**READING PASSAGE:**
=== Section Start ===

Copyright 2002 Little Rock Newspapers, Inc.

The Arkansas Democrat-Gazette...02/27/2002

JAKE BLEED, ARKANSAS DEMOCRAT-GAZETTE

http://webpublisher.lexisnexis.com/index.asp?layout=story&gid=1730000973&did=457K-TTW0-00C3-G1F6-00000-00&cid=1920004392&b=s

Members of the nurses union at St. Vincent Infirmary Health System staged nonstrike picketing on University Avenue on Tuesday, the day they had chosen to begin a strike.

Hospital management recognized the day, as well, running a large advertisement in the Arkansas Democrat-Gazette that accuses the union of making new demands during contract negotiations Friday that cut into progress made over the past 19 months. "If we were a mile apart prior to Friday, we're probably two miles apart today," Steve Simmons, St. Vincent's vice president of human resources, said in an interview.

Paige Yates, a registered nurse and member of the union's negotiating team, said proposals made Friday were an attempt at a new approach to settling issues unresolved during previous negotiations. "We tried to make them more acceptable to St. Vincent," Yates said.

About 800 nurses work at St. Vincent's three hospitals, including St. Vincent Infirmary Medical Center, St. Vincent Doctor's Hospital and St. Vincent Medical Center/North in Sherwood. The union had predicted that 350 of the hospitals' 800 nurses would honor the strike. The hospital said about 700 promised to cross picket lines and go to work.

Nurses on the picket line Tuesday repeated demands for improved staffing, saying the hospital was dangerously short of help. "I don't want pizza, and I don't want a lollipop," said Diane Rushin, a registered nurse who works in the emergency room. "I want normal staffing levels."

The union lifted the strike deadline after accepting an offer of third-party negotiation from a group of state lawmakers led by Rep. Joyce Elliott, D-Little Rock. St. Vincent has not agreed to take part in those negotiations. Hospital leaders met with Elliott on Monday but have yet to make a decision about her offer. Hospital spokesman Scott Mosley said a response would likely come later this week."They seemed to take the idea seriously, and they listened and will get back to us," Elliott said.

=== Section End ===

**PROBLEM SET:**
1 > Name every person the St. Vincent nurses article quotes directly.
2 > Resume the article on the St. Vincent nurses union, picking up after its final sentence.
The listing that follows has no connection to the article about the St. Vincent nurses union.

Records in a dataset
=== Section Start ===

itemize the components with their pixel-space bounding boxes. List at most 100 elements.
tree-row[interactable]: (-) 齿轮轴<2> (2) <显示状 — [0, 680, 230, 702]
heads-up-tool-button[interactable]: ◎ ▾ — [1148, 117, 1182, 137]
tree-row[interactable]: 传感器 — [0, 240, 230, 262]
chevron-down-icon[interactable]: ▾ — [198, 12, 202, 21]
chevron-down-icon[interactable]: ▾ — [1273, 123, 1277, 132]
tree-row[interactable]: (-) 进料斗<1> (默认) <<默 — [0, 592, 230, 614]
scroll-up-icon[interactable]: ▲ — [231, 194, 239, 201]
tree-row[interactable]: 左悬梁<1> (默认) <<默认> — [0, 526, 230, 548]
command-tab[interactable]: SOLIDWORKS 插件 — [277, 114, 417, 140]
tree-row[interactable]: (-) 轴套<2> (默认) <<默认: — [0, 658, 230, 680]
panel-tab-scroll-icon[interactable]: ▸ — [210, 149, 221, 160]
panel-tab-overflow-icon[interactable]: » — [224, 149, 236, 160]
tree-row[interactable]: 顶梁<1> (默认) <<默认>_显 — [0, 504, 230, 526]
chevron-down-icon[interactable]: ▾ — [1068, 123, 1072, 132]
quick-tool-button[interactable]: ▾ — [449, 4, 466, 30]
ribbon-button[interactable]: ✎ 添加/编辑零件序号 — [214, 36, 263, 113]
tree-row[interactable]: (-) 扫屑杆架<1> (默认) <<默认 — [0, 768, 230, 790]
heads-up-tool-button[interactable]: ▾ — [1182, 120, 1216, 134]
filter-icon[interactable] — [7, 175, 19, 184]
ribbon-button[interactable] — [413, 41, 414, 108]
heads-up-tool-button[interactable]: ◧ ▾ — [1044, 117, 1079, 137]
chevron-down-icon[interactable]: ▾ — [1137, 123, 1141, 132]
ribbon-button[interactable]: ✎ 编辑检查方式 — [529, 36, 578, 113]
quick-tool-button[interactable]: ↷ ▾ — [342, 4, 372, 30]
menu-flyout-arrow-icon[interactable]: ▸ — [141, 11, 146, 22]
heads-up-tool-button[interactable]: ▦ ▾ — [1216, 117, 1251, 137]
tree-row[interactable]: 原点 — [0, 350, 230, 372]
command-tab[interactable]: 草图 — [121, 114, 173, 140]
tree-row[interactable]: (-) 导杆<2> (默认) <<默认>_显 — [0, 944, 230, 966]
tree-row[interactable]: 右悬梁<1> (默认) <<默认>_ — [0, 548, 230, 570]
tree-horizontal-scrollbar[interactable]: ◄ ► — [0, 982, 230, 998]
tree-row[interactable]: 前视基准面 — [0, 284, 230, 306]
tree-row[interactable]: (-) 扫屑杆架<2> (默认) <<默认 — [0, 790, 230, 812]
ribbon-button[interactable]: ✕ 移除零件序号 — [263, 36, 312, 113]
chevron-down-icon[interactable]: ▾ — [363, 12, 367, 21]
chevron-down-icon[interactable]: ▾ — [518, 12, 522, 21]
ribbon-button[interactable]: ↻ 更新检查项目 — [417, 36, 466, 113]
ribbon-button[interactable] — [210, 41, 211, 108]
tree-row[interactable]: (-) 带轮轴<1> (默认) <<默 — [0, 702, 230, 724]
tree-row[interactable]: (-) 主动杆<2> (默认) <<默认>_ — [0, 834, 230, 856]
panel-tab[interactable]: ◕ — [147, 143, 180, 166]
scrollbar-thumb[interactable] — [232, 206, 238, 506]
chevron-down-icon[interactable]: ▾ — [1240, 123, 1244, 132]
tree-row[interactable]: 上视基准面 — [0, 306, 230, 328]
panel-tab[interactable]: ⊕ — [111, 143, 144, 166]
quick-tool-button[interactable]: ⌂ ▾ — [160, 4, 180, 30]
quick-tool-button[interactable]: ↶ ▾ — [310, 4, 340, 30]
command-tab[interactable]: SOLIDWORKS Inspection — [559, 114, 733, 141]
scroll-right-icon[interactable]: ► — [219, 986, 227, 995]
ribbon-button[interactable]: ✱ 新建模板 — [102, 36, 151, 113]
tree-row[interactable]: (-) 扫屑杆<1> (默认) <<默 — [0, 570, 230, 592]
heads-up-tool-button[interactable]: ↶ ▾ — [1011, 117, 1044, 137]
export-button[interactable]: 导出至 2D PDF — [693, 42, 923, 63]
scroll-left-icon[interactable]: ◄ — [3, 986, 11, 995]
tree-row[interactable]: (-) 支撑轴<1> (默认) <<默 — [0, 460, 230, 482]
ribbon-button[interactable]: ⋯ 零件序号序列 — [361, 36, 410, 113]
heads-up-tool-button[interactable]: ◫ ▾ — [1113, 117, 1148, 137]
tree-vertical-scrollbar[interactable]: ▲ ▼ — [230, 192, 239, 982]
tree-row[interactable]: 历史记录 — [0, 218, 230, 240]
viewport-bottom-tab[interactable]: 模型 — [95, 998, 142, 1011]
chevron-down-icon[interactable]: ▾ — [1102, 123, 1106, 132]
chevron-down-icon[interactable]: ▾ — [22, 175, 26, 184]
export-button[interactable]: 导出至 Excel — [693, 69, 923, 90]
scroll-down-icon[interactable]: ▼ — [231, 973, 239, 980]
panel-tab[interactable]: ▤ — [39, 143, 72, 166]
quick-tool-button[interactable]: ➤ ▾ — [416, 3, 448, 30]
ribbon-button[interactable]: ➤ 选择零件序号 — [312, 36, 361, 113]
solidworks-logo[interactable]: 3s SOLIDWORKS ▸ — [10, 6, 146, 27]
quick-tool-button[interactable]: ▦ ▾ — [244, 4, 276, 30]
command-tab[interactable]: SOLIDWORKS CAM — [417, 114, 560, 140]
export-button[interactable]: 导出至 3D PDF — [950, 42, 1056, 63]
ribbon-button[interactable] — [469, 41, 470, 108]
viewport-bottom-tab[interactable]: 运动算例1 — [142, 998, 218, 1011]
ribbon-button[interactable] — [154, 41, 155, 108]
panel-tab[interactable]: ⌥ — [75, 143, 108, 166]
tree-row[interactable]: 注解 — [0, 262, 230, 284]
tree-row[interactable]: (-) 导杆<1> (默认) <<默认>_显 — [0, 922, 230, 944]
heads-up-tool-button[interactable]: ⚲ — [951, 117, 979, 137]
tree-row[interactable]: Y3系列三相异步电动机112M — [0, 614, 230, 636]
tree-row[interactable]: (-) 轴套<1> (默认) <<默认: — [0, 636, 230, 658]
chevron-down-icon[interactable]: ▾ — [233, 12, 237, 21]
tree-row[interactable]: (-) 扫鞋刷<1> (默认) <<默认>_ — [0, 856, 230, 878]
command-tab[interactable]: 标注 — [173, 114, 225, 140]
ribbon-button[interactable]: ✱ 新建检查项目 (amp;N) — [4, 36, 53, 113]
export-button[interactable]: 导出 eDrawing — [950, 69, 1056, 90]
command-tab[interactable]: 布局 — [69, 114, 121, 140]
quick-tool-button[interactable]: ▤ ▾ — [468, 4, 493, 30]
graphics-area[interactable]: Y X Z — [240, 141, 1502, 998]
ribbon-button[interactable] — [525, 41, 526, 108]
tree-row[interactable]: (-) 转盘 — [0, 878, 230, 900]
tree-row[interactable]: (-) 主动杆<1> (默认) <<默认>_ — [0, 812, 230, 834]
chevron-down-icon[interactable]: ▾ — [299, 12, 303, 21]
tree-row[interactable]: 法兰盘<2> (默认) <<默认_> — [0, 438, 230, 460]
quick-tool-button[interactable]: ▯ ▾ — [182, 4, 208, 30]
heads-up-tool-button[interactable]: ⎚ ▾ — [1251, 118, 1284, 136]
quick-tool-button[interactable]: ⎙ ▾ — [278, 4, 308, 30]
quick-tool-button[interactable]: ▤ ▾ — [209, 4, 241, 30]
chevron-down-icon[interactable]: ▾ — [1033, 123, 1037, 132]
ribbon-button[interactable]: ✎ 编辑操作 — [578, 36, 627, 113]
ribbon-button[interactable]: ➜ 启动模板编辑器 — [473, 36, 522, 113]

=== Section End ===

**ANSWERS PROVIDED:**
1 > Steve Simmons, Paige Yates, Diane Rushin, Joyce Elliott

2 >
The union accepted Elliott's proposal after the latest round of contract talks failed Friday. The meeting was the first since November and the 54th time the two sides have met since June 2000. Simmons, a member of the hospital's negotiating team, said those talks failed after union negotiators made proposals on portions of a contract that the two sides had already agreed upon. "They have come back and asked to essentially reopen something with new demands that have already been tentatively agreed to," Simmons said.

In particular, Simmons said, the union wanted changes in the nurses' proposed benefits and limits on the hospital's control of staffing levels and assignments. Simmons said the two sides agreed in April that staffing was "the sole and exclusive right of the hospital." "It's their prerogative to change their mind as part of the bargaining process," Simmons said. "But it does make the process much, much, much more difficult."

Yates said only tentative agreements have been reached and that each needed approval from the nurses, not just those at the negotiating table. Yates said proposals made by the union Friday were not meant to pull the sides farther apart. The labor and delivery nurse said the hospital rejected all union efforts to reach a compromise. "They brought nothing to counter us," Yates said. "They would not negotiate."